Write out, unchanged, the lines from the one holding "Parse this screenshot: output" to the close of the listing. Both the first and last lines belong in it.

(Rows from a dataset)
────────────────────
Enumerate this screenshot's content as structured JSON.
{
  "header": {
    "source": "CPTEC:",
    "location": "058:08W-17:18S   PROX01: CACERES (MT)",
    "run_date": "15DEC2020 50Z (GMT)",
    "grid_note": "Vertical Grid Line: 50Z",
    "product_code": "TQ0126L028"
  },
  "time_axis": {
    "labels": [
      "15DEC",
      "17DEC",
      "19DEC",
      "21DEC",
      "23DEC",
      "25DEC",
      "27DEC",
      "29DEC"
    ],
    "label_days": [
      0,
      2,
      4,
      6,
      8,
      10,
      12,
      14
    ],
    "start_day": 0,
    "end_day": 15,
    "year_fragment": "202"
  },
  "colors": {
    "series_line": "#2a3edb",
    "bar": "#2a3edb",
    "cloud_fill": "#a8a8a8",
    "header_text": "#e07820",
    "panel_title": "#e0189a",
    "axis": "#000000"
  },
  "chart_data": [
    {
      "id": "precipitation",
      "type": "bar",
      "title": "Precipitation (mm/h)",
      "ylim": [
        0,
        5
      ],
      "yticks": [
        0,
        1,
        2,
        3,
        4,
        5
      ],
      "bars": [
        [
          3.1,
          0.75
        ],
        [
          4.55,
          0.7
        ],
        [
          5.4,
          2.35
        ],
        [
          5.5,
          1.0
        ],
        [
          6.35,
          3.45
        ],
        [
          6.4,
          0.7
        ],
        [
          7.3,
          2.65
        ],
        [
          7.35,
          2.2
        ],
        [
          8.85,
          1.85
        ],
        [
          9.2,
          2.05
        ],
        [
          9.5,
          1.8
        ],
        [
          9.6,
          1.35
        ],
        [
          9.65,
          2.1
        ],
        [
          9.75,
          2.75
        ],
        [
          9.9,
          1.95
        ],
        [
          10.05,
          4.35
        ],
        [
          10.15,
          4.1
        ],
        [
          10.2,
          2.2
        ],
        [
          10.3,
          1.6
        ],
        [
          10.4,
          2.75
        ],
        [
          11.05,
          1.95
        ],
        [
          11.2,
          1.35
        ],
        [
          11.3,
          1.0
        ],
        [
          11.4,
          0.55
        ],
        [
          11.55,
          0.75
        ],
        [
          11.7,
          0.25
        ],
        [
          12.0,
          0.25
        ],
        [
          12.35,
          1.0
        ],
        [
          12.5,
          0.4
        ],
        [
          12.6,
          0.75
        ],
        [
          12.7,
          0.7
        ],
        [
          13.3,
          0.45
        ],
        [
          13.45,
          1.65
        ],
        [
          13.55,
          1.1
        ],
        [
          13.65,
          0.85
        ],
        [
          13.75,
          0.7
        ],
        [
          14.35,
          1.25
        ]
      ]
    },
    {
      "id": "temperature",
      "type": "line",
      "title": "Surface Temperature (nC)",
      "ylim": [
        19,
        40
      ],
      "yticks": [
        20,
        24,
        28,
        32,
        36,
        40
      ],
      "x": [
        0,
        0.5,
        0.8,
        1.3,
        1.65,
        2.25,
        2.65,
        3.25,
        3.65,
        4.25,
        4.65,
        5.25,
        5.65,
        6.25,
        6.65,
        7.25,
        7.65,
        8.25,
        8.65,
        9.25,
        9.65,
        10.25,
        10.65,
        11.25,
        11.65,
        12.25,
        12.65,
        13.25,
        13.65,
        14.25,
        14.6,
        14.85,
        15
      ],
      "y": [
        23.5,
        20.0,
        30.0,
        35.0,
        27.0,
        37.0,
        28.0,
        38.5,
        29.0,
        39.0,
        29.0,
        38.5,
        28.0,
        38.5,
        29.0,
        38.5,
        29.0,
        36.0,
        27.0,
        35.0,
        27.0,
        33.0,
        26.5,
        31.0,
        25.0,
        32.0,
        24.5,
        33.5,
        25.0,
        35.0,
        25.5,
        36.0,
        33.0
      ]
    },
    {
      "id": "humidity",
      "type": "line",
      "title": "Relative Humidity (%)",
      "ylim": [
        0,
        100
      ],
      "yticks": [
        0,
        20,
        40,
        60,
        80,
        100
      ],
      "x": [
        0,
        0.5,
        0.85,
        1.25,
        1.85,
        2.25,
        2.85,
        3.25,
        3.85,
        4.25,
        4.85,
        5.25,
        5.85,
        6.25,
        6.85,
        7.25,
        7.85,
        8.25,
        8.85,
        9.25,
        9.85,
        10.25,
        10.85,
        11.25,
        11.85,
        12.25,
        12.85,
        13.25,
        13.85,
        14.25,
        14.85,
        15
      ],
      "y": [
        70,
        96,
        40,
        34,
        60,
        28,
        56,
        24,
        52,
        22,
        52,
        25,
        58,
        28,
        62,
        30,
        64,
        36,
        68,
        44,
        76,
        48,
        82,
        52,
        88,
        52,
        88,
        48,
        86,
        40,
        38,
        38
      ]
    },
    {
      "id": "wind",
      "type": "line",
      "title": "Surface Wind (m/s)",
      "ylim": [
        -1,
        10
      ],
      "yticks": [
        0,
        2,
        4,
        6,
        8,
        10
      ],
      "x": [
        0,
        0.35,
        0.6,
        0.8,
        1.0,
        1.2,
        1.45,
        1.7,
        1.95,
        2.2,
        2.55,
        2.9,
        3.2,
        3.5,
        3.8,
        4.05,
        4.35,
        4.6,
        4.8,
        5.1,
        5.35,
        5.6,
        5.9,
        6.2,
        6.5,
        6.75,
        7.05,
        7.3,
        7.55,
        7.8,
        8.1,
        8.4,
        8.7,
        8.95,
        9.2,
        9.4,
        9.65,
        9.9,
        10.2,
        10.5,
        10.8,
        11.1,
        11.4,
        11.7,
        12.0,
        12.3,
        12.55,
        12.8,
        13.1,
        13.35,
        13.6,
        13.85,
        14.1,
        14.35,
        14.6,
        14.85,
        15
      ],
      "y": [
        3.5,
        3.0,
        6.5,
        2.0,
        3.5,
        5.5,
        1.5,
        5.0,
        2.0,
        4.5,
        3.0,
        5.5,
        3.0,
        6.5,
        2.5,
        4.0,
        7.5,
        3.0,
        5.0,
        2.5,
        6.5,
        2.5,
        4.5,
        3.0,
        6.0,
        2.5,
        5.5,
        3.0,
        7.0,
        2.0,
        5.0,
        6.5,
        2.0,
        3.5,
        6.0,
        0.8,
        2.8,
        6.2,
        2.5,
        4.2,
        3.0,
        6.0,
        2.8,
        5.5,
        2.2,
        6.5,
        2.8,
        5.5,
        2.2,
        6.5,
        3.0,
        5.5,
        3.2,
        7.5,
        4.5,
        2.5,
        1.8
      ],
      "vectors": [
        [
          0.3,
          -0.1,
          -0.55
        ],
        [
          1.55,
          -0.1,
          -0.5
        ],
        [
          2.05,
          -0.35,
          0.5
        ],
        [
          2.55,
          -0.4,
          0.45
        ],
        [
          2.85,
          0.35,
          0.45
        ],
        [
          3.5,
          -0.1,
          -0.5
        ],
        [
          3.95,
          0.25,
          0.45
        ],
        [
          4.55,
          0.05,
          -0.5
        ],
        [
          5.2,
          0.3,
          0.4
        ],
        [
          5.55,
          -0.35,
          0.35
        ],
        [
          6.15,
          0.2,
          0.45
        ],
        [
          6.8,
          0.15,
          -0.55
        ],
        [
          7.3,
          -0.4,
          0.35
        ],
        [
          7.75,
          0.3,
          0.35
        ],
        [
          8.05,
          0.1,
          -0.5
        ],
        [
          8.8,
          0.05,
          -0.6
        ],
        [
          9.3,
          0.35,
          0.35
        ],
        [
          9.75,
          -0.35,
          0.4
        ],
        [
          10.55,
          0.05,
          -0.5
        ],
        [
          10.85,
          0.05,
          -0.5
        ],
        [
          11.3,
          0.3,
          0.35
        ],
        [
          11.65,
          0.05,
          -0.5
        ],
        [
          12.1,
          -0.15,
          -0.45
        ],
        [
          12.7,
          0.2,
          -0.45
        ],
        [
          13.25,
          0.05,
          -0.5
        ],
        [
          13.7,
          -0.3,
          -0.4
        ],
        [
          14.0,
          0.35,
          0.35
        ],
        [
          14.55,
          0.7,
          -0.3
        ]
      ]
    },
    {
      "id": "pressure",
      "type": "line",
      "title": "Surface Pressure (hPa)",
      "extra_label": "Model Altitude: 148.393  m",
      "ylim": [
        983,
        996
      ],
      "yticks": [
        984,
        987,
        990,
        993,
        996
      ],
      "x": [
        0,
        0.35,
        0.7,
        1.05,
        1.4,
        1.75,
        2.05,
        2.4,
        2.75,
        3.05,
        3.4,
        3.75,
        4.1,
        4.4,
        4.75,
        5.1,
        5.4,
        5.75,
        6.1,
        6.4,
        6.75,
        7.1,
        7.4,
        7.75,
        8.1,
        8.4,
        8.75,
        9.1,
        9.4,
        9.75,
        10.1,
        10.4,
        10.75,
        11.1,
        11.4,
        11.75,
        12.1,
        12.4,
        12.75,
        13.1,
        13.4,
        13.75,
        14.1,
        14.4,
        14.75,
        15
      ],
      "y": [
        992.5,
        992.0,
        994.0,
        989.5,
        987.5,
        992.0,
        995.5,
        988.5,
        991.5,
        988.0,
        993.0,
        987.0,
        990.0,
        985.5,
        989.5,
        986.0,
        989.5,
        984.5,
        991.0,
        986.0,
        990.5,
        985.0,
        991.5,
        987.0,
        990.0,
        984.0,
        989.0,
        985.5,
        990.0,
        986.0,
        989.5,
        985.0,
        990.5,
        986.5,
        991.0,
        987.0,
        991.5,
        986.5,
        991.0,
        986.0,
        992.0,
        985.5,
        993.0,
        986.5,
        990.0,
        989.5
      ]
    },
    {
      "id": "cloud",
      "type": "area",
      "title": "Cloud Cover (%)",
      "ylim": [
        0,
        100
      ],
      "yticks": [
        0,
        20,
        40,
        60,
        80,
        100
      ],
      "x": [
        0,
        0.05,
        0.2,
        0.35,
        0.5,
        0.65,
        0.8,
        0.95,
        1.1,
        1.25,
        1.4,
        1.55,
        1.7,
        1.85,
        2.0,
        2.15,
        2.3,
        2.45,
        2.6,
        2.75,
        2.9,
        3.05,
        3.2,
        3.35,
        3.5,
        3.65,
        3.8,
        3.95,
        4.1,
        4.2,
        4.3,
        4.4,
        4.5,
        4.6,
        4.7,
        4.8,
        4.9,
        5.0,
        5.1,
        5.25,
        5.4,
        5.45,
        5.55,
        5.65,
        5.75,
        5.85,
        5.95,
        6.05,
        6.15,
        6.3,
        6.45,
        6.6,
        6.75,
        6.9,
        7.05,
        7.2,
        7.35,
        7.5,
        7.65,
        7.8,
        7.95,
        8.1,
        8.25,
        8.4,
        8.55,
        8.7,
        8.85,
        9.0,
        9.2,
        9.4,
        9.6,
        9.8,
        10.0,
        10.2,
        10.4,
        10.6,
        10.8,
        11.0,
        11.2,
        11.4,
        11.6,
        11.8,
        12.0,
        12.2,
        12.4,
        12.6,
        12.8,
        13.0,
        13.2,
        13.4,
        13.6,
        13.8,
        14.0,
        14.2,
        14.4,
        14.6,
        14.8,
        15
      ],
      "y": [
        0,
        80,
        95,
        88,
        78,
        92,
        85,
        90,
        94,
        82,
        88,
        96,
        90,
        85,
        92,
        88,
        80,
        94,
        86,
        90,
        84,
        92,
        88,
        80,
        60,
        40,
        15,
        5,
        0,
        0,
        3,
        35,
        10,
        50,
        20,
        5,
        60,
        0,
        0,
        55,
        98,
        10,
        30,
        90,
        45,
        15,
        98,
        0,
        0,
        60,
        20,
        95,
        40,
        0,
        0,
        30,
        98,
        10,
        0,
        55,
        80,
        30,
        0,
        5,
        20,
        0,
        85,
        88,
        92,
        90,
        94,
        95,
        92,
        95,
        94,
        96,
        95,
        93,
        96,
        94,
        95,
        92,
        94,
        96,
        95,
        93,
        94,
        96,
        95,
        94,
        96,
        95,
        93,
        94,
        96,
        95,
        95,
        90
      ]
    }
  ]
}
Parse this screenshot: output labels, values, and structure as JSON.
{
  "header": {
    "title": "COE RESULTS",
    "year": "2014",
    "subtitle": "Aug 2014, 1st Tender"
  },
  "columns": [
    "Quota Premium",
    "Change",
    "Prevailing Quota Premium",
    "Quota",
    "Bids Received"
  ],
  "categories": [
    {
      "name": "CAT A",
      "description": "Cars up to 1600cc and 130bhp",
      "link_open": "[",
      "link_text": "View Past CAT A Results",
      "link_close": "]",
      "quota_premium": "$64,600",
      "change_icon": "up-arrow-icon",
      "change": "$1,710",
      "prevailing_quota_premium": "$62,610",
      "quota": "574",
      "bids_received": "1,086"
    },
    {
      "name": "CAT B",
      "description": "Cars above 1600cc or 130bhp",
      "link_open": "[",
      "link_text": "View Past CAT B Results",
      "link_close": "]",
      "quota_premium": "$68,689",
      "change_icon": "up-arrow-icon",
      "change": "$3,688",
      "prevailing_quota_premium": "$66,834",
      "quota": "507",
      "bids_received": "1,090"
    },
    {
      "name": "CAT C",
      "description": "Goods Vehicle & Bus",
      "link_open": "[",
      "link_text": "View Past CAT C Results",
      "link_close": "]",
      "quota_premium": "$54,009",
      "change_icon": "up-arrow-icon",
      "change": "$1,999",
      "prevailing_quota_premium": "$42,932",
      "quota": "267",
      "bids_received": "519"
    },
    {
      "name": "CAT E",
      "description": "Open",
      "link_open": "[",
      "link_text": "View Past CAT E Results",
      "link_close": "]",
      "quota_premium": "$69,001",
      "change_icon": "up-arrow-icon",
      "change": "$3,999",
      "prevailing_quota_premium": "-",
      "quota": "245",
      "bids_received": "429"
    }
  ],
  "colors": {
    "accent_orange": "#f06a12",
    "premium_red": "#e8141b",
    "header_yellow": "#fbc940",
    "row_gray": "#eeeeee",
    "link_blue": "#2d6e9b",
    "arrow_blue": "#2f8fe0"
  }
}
────────────────────
▸ **SOLUTION TO THE EXERCISE**
Parse this screenshot: output labels, values, and structure as JSON.
{
  "header": {
    "title": "COE RESULTS",
    "year": "2014",
    "subtitle": "Aug 2014, 1st Tender"
  },
  "columns": [
    "Quota Premium",
    "Change",
    "Prevailing Quota Premium",
    "Quota",
    "Bids Received"
  ],
  "categories": [
    {
      "name": "CAT A",
      "description": "Cars up to 1600cc and 130bhp",
      "link_open": "[",
      "link_text": "View Past CAT A Results",
      "link_close": "]",
      "quota_premium": "$64,600",
      "change_icon": "up-arrow-icon",
      "change": "$1,710",
      "prevailing_quota_premium": "$62,610",
      "quota": "574",
      "bids_received": "1,086"
    },
    {
      "name": "CAT B",
      "description": "Cars above 1600cc or 130bhp",
      "link_open": "[",
      "link_text": "View Past CAT B Results",
      "link_close": "]",
      "quota_premium": "$68,689",
      "change_icon": "up-arrow-icon",
      "change": "$3,688",
      "prevailing_quota_premium": "$66,834",
      "quota": "507",
      "bids_received": "1,090"
    },
    {
      "name": "CAT C",
      "description": "Goods Vehicle & Bus",
      "link_open": "[",
      "link_text": "View Past CAT C Results",
      "link_close": "]",
      "quota_premium": "$54,009",
      "change_icon": "up-arrow-icon",
      "change": "$1,999",
      "prevailing_quota_premium": "$42,932",
      "quota": "267",
      "bids_received": "519"
    },
    {
      "name": "CAT E",
      "description": "Open",
      "link_open": "[",
      "link_text": "View Past CAT E Results",
      "link_close": "]",
      "quota_premium": "$69,001",
      "change_icon": "up-arrow-icon",
      "change": "$3,999",
      "prevailing_quota_premium": "-",
      "quota": "245",
      "bids_received": "429"
    }
  ],
  "colors": {
    "accent_orange": "#f06a12",
    "premium_red": "#e8141b",
    "header_yellow": "#fbc940",
    "row_gray": "#eeeeee",
    "link_blue": "#2d6e9b",
    "arrow_blue": "#2f8fe0"
  }
}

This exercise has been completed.